What you are asked to do: Bring together all lines of the material below that contain the string "between".

(Data entries)
.....
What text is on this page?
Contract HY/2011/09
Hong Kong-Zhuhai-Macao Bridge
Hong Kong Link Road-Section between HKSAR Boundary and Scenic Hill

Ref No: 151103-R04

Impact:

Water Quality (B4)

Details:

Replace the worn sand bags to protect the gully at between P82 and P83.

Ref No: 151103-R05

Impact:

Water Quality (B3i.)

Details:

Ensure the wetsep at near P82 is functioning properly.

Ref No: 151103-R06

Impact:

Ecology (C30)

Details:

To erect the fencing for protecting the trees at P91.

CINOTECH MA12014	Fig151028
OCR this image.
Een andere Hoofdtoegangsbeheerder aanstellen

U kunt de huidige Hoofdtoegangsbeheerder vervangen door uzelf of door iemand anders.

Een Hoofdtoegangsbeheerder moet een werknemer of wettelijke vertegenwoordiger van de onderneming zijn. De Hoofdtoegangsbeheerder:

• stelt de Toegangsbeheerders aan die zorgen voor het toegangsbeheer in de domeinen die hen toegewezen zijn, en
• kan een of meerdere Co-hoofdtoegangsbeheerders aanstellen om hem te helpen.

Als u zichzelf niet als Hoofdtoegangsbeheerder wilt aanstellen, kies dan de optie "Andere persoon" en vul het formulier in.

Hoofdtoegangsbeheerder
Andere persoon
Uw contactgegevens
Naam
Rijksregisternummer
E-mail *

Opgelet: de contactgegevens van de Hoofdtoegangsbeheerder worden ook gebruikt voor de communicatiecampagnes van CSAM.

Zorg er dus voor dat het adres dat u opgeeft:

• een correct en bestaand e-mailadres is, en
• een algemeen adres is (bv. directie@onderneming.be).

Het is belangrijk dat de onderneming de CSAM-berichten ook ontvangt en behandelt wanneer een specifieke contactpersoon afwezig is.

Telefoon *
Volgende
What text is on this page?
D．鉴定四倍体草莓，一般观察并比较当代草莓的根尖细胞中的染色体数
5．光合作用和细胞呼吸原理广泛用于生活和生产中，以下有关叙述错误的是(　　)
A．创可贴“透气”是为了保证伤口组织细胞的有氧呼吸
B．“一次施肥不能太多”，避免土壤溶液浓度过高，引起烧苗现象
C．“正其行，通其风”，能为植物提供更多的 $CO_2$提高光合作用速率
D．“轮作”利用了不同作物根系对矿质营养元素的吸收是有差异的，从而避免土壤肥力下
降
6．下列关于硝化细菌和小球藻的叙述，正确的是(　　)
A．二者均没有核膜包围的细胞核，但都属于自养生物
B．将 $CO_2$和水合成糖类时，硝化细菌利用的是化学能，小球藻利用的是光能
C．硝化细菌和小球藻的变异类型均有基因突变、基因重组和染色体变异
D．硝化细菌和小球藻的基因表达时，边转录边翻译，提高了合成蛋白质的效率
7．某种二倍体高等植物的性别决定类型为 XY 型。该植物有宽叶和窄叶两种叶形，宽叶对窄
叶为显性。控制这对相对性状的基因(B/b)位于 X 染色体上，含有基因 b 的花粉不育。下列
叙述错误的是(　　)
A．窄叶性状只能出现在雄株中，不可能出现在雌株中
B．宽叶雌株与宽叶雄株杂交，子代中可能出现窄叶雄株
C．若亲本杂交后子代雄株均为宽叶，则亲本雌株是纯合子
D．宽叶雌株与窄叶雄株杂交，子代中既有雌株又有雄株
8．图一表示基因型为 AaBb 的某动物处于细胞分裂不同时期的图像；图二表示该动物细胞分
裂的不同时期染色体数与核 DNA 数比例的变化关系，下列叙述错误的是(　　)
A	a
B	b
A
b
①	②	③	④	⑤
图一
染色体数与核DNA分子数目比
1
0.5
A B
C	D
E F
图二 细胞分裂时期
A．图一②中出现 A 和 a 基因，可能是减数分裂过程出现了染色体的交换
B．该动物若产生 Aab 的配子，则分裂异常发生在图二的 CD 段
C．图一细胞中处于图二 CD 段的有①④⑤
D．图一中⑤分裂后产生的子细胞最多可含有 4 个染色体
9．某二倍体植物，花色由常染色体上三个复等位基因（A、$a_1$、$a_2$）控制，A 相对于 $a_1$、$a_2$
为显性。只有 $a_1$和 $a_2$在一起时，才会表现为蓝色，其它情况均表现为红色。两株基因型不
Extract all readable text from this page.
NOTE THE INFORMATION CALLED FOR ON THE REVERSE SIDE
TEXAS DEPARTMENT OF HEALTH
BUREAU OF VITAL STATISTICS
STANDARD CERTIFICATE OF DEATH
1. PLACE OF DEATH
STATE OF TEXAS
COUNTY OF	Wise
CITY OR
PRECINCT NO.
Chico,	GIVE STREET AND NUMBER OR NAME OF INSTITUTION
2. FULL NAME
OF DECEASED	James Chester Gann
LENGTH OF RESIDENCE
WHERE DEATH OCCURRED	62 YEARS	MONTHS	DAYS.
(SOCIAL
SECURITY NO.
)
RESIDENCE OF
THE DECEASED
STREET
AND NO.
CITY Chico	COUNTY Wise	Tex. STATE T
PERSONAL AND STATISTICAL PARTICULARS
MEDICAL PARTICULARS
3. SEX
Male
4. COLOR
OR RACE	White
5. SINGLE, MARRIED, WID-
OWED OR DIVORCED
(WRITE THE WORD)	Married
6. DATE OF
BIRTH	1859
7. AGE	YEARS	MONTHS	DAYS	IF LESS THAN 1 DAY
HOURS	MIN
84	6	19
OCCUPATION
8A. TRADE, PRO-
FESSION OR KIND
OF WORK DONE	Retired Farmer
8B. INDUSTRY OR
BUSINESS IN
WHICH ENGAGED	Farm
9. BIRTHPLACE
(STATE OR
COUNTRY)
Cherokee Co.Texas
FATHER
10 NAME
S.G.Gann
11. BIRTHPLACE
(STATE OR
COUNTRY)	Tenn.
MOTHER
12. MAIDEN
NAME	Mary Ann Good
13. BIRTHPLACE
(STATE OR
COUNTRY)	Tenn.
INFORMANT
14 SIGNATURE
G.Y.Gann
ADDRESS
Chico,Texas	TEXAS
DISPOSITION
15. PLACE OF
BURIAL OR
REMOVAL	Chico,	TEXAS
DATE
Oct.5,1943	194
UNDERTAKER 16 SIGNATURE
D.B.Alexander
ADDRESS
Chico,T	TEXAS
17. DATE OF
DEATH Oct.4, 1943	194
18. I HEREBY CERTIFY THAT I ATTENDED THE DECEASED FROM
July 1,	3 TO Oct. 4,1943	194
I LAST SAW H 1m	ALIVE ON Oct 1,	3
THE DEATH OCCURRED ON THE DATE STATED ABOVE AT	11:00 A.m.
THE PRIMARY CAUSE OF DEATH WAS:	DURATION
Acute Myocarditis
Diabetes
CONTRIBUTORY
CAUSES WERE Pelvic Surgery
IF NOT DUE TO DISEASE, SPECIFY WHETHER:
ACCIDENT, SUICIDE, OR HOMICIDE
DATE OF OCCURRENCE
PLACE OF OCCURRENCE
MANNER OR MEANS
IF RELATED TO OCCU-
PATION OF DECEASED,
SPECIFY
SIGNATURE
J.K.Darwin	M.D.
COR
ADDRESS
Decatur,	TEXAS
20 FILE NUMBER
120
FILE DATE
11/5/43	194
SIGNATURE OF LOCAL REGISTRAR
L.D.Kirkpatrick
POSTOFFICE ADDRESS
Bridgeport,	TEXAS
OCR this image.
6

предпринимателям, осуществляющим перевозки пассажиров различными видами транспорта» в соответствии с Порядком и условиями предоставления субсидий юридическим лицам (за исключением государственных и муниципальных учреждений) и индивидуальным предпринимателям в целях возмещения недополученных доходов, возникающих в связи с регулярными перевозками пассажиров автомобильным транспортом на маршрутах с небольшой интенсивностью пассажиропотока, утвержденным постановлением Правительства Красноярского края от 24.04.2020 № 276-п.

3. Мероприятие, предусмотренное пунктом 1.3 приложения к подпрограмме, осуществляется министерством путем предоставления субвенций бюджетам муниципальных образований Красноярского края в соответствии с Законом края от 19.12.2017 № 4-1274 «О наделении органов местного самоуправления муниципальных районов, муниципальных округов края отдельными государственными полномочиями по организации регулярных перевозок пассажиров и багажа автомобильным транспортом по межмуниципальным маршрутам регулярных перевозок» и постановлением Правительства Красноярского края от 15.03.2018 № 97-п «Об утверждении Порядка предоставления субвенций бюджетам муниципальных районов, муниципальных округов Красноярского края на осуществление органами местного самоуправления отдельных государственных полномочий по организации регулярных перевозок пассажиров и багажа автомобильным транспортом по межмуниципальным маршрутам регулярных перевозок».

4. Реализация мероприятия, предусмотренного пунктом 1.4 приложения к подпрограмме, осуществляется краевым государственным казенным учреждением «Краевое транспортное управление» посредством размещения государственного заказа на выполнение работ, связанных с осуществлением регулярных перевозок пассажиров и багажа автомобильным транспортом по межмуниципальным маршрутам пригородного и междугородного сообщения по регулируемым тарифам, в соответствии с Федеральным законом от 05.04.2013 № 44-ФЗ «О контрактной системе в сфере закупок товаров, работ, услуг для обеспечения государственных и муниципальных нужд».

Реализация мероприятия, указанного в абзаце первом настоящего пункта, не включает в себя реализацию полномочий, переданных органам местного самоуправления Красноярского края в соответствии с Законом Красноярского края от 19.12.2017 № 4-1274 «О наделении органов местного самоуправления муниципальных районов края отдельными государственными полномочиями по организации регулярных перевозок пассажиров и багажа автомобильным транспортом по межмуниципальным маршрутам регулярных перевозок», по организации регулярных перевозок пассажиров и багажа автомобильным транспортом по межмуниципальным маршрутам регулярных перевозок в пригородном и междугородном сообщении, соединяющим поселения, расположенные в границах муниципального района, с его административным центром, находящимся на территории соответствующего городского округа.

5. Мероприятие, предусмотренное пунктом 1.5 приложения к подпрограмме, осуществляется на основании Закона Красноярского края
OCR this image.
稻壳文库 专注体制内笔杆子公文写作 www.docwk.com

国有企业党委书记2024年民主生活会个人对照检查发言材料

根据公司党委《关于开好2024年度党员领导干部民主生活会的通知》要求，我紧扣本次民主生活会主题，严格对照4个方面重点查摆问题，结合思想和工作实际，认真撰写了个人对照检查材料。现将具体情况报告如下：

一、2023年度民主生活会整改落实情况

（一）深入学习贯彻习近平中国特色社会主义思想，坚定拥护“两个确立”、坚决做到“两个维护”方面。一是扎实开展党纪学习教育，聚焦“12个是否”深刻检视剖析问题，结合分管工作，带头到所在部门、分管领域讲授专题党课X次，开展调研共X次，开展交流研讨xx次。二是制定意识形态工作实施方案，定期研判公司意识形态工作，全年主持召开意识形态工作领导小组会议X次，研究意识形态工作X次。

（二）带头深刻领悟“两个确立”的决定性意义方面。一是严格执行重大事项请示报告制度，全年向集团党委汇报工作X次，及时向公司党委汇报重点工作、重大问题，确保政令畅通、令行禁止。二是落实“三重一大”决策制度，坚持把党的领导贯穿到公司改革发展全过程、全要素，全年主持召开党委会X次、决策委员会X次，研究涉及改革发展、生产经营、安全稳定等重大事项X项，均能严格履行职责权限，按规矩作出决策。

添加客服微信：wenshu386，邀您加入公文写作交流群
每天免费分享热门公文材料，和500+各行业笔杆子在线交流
.....
Response:
Hong Kong Link Road-Section between HKSAR Boundary and Scenic Hill
Replace the worn sand bags to protect the gully at between P82 and P83.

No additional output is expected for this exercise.